## Given problem
Reproduce every row below without changing a character, keeping each one on its own line.

═══ Data for the task ═══

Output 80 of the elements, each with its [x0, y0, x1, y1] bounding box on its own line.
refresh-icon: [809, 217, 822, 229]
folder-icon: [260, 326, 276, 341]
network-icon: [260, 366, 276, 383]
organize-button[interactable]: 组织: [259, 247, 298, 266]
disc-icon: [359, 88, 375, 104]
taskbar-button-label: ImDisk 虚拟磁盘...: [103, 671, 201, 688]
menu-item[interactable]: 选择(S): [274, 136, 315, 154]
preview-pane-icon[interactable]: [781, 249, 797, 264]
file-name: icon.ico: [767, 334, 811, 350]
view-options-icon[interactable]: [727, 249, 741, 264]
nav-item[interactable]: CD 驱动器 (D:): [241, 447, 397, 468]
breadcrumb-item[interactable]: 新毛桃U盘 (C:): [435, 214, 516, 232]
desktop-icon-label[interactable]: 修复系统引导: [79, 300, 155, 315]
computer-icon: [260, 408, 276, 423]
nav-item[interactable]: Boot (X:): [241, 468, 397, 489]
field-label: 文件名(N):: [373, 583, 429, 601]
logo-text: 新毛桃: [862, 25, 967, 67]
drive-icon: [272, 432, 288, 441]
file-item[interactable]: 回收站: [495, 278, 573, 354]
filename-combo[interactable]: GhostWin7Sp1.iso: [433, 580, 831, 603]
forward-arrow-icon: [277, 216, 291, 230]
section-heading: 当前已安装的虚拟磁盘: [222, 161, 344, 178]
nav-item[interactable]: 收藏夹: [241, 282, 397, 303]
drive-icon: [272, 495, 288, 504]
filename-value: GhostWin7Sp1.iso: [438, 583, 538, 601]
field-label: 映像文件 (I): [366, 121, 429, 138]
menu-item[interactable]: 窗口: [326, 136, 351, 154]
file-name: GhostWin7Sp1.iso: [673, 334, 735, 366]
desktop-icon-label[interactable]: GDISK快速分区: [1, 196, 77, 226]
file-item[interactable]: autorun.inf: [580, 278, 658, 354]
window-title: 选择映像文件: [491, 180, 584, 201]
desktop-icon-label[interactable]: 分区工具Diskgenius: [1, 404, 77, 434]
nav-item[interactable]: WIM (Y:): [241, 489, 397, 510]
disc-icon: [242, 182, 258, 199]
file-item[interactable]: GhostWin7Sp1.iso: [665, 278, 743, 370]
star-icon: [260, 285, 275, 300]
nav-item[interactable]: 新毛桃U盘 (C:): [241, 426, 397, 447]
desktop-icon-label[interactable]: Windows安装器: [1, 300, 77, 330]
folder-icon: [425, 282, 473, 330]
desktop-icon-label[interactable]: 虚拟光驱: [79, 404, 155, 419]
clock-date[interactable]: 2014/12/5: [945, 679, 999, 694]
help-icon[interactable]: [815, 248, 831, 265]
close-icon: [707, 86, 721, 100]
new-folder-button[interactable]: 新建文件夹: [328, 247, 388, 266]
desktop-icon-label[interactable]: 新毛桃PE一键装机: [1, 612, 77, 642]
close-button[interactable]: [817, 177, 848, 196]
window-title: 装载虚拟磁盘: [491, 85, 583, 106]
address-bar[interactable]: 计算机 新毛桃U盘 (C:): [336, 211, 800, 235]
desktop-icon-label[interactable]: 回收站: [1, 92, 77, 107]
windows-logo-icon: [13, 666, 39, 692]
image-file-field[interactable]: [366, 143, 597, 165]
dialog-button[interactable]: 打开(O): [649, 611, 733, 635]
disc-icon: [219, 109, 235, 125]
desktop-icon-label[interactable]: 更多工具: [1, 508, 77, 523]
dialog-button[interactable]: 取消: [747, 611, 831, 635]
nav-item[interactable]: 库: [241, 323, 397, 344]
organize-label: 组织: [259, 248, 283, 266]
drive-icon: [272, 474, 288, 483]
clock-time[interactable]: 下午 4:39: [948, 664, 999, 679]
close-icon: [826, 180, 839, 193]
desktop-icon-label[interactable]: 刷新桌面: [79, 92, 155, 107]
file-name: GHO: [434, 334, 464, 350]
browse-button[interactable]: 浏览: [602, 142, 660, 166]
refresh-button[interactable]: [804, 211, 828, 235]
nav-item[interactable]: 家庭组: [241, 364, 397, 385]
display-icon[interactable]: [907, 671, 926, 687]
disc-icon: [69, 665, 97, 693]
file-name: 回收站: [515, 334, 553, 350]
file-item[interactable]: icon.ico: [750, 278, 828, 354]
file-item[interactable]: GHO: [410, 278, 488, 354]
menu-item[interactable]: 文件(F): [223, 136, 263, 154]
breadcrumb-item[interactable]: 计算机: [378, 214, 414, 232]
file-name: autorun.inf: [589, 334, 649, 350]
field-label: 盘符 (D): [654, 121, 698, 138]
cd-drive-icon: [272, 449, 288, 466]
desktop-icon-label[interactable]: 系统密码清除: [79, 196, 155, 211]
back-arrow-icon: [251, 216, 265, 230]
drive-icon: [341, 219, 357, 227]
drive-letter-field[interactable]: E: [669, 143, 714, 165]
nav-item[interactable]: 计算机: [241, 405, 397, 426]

═══

## Exercise solution
Output 80 of the elements, each with its [x0, y0, x1, y1] bounding box on its own line.
refresh-icon: [809, 217, 822, 229]
folder-icon: [260, 326, 276, 341]
network-icon: [260, 366, 276, 383]
organize-button[interactable]: 组织: [259, 247, 298, 266]
disc-icon: [359, 88, 375, 104]
taskbar-button-label: ImDisk 虚拟磁盘...: [103, 671, 201, 688]
menu-item[interactable]: 选择(S): [274, 136, 315, 154]
preview-pane-icon[interactable]: [781, 249, 797, 264]
file-name: icon.ico: [767, 334, 811, 350]
view-options-icon[interactable]: [727, 249, 741, 264]
nav-item[interactable]: CD 驱动器 (D:): [241, 447, 397, 468]
breadcrumb-item[interactable]: 新毛桃U盘 (C:): [435, 214, 516, 232]
desktop-icon-label[interactable]: 修复系统引导: [79, 300, 155, 315]
computer-icon: [260, 408, 276, 423]
nav-item[interactable]: Boot (X:): [241, 468, 397, 489]
field-label: 文件名(N):: [373, 583, 429, 601]
logo-text: 新毛桃: [862, 25, 967, 67]
drive-icon: [272, 432, 288, 441]
file-item[interactable]: 回收站: [495, 278, 573, 354]
filename-combo[interactable]: GhostWin7Sp1.iso: [433, 580, 831, 603]
forward-arrow-icon: [277, 216, 291, 230]
section-heading: 当前已安装的虚拟磁盘: [222, 161, 344, 178]
nav-item[interactable]: 收藏夹: [241, 282, 397, 303]
drive-icon: [272, 495, 288, 504]
filename-value: GhostWin7Sp1.iso: [438, 583, 538, 601]
field-label: 映像文件 (I): [366, 121, 429, 138]
menu-item[interactable]: 窗口: [326, 136, 351, 154]
file-name: GhostWin7Sp1.iso: [673, 334, 735, 366]
desktop-icon-label[interactable]: GDISK快速分区: [1, 196, 77, 226]
file-item[interactable]: autorun.inf: [580, 278, 658, 354]
window-title: 选择映像文件: [491, 180, 584, 201]
desktop-icon-label[interactable]: 分区工具Diskgenius: [1, 404, 77, 434]
nav-item[interactable]: WIM (Y:): [241, 489, 397, 510]
disc-icon: [242, 182, 258, 199]
file-item[interactable]: GhostWin7Sp1.iso: [665, 278, 743, 370]
star-icon: [260, 285, 275, 300]
nav-item[interactable]: 新毛桃U盘 (C:): [241, 426, 397, 447]
desktop-icon-label[interactable]: Windows安装器: [1, 300, 77, 330]
folder-icon: [425, 282, 473, 330]
desktop-icon-label[interactable]: 虚拟光驱: [79, 404, 155, 419]
clock-date[interactable]: 2014/12/5: [945, 679, 999, 694]
help-icon[interactable]: [815, 248, 831, 265]
close-icon: [707, 86, 721, 100]
new-folder-button[interactable]: 新建文件夹: [328, 247, 388, 266]
desktop-icon-label[interactable]: 新毛桃PE一键装机: [1, 612, 77, 642]
close-button[interactable]: [817, 177, 848, 196]
window-title: 装载虚拟磁盘: [491, 85, 583, 106]
address-bar[interactable]: 计算机 新毛桃U盘 (C:): [336, 211, 800, 235]
desktop-icon-label[interactable]: 回收站: [1, 92, 77, 107]
windows-logo-icon: [13, 666, 39, 692]
image-file-field[interactable]: [366, 143, 597, 165]
dialog-button[interactable]: 打开(O): [649, 611, 733, 635]
disc-icon: [219, 109, 235, 125]
desktop-icon-label[interactable]: 更多工具: [1, 508, 77, 523]
dialog-button[interactable]: 取消: [747, 611, 831, 635]
nav-item[interactable]: 库: [241, 323, 397, 344]
organize-label: 组织: [259, 248, 283, 266]
drive-icon: [272, 474, 288, 483]
clock-time[interactable]: 下午 4:39: [948, 664, 999, 679]
close-icon: [826, 180, 839, 193]
desktop-icon-label[interactable]: 刷新桌面: [79, 92, 155, 107]
file-name: GHO: [434, 334, 464, 350]
browse-button[interactable]: 浏览: [602, 142, 660, 166]
refresh-button[interactable]: [804, 211, 828, 235]
nav-item[interactable]: 家庭组: [241, 364, 397, 385]
display-icon[interactable]: [907, 671, 926, 687]
disc-icon: [69, 665, 97, 693]
file-name: 回收站: [515, 334, 553, 350]
file-item[interactable]: icon.ico: [750, 278, 828, 354]
file-item[interactable]: GHO: [410, 278, 488, 354]
menu-item[interactable]: 文件(F): [223, 136, 263, 154]
breadcrumb-item[interactable]: 计算机: [378, 214, 414, 232]
file-name: autorun.inf: [589, 334, 649, 350]
field-label: 盘符 (D): [654, 121, 698, 138]
cd-drive-icon: [272, 449, 288, 466]
desktop-icon-label[interactable]: 系统密码清除: [79, 196, 155, 211]
back-arrow-icon: [251, 216, 265, 230]
drive-icon: [341, 219, 357, 227]
drive-letter-field[interactable]: E: [669, 143, 714, 165]
nav-item[interactable]: 计算机: [241, 405, 397, 426]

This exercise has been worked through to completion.